## Trecho selecionado
*Rangel Alves da Costa
Seguindo
viagem, a gente vai encontrando lugares e situações, paisagens e realidades,
que fica difícil não querer parar, descer do veículo e ir até lá. Assim
aconteceu ontem, sábado 07/12, já ao entardecer de candeeiro, enquanto eu seguia
para a baiana Serra Negra. O que chamo Serra Negra (denominação anterior e que
reputo como de maior força expressiva) é a atual Pedro Alexandre, cidade sede
do município baiano com mesmo nome e que faz divisa com Poço Redondo, este no
estado de Sergipe. E Poço Redondo que é meu berço de nascimento.
Então,
seguindo pelas estradas sertanejas, já após adentrar nas terras baianas de chão
batido, um pouco antes da comunidade denominada Ponta da Serra, logo avistei
uma casinha de beiral de estrada, parecendo abandonada no meio do mundo, sem
mais morador que tivesse resistido àquelas distâncias de quase tudo e o
isolamento entre a estrada de terra e o que ainda resta de mata. O carro se
aproximou um pouco mais e então percebi que a porta da frente estava aberta e
que havia uma pessoa sentada no vão de entrada, sob o cimento desgastado de
tempo.
Havia sim.
O carro foi passando e eu olhando naquela direção. Achei estranha e
entristecida demais aquela imagem de solidão naquela casinha com sua moradora
sentada à porta. Pedi ao motorista que retornasse um pouco e parasse bem
defronte à casinha. E assim foi feito. Desci do veículo já imaginando o que
falar para que a mulher não se espantasse com minha presença nem imaginasse ser
pessoa que por ali passava tencionando fazer alguma maldade. Fui me aproximando
calmamente, cumprimentei ainda ao longe, e percebi que a mulher não se mostrava
temerosa de nada. Pelo contrário, logo respondeu ao cumprimento e até esboçou
um sorriso receptivo.
Então
procurei aproximar a conversa: “Passando por aqui já neste final de tarde e
indo em direção a Serra Negra, achei interessante sua moradia e mais ainda a
senhora aí sentada e como se estivesse apenas avistando o tempo passar. Venho
de Poço Redondo, sou filho de lá, e não se preocupe que sou de paz, mas um
tanto curioso com situações como essa que encontro agora: a senhora aí
sentadinha no seu mundo e tudo ao redor parecendo silencioso demais. A senhora
mora sozinha?”. Logo vieram as respostas.

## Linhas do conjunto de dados
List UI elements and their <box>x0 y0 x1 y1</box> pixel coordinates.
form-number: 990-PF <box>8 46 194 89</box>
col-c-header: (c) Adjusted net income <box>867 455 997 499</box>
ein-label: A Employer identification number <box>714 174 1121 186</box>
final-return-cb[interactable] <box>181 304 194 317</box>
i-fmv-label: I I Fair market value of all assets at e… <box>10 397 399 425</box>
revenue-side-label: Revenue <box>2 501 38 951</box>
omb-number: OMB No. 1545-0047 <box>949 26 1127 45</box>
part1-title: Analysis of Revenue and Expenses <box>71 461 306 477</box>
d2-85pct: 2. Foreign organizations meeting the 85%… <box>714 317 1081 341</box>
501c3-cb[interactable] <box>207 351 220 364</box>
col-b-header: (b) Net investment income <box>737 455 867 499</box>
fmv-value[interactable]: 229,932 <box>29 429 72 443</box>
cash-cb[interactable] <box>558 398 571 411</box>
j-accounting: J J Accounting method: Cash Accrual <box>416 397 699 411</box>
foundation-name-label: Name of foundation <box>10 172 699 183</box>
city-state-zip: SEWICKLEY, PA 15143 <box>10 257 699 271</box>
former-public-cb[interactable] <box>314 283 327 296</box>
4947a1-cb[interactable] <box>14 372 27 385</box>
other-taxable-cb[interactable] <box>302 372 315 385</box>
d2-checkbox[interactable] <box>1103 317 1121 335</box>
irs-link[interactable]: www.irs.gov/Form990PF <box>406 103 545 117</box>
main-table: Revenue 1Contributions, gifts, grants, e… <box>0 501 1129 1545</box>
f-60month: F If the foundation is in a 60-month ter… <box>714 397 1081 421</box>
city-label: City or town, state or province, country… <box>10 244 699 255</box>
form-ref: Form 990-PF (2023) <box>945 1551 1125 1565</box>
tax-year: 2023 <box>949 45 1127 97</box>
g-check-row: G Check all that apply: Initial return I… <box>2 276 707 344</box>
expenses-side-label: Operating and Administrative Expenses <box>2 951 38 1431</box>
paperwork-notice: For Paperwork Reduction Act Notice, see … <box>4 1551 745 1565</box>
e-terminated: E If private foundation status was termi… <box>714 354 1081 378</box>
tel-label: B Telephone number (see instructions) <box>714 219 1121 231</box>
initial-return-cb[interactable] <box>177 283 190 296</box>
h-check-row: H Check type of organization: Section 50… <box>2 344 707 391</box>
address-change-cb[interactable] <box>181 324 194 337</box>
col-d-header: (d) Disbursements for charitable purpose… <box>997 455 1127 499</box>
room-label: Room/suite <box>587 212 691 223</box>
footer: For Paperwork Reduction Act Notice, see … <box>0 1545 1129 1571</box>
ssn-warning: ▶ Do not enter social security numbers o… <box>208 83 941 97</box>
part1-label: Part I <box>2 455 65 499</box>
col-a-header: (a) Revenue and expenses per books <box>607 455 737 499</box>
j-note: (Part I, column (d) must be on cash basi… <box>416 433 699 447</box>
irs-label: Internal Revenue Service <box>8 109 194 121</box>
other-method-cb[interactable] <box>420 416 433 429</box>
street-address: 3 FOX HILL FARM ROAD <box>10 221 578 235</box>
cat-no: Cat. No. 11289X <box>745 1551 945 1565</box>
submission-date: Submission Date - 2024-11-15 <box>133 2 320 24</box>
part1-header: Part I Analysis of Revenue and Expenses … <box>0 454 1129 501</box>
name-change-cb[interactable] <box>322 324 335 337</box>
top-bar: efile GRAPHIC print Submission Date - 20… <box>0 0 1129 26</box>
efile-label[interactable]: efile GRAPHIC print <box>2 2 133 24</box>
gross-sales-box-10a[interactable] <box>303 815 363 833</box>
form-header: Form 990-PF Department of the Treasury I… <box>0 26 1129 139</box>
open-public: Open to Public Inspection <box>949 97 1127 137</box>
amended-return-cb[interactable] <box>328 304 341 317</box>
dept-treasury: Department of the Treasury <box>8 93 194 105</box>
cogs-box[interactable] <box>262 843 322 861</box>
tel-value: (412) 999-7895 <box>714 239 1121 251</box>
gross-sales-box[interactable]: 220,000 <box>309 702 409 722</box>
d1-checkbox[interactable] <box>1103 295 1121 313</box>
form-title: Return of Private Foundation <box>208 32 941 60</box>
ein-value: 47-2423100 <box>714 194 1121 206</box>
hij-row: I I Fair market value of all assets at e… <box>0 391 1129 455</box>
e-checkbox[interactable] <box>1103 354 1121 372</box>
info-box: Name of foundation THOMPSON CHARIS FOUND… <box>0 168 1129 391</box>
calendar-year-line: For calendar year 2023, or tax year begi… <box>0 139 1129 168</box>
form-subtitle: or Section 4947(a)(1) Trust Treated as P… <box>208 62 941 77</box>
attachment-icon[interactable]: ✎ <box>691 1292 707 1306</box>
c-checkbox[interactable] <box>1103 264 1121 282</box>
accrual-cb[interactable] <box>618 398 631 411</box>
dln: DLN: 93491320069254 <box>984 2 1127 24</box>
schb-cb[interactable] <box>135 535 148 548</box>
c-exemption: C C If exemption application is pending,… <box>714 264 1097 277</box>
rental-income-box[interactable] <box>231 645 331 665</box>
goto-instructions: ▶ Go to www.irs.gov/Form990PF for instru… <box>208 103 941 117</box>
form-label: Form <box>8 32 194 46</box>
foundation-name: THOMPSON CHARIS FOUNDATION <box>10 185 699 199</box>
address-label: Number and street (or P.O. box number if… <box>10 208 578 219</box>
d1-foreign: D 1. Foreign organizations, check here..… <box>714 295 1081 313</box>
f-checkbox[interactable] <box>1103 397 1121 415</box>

## Problema 1
Segundo o trecho selecionado, por que o narrador chama de Serra Negra a cidade que hoje se chama Pedro Alexandre?
## Problema 2
Ponha numa lista numerada as linhas dos registros, começando pela primeira linha dos registros e parando depois da linha que contém "part1-title: Analysis of", ambas incluídas. Omita as linhas em branco.

## Resposta final 1
Porque Serra Negra é a denominação anterior da cidade, e o narrador a considera de maior força expressiva.

## Resposta final 2
1. List UI elements and their <box>x0 y0 x1 y1</box> pixel coordinates.
2. form-number: 990-PF <box>8 46 194 89</box>
3. col-c-header: (c) Adjusted net income <box>867 455 997 499</box>
4. ein-label: A Employer identification number <box>714 174 1121 186</box>
5. final-return-cb[interactable] <box>181 304 194 317</box>
6. i-fmv-label: I I Fair market value of all assets at e… <box>10 397 399 425</box>
7. revenue-side-label: Revenue <box>2 501 38 951</box>
8. omb-number: OMB No. 1545-0047 <box>949 26 1127 45</box>
9. part1-title: Analysis of Revenue and Expenses <box>71 461 306 477</box>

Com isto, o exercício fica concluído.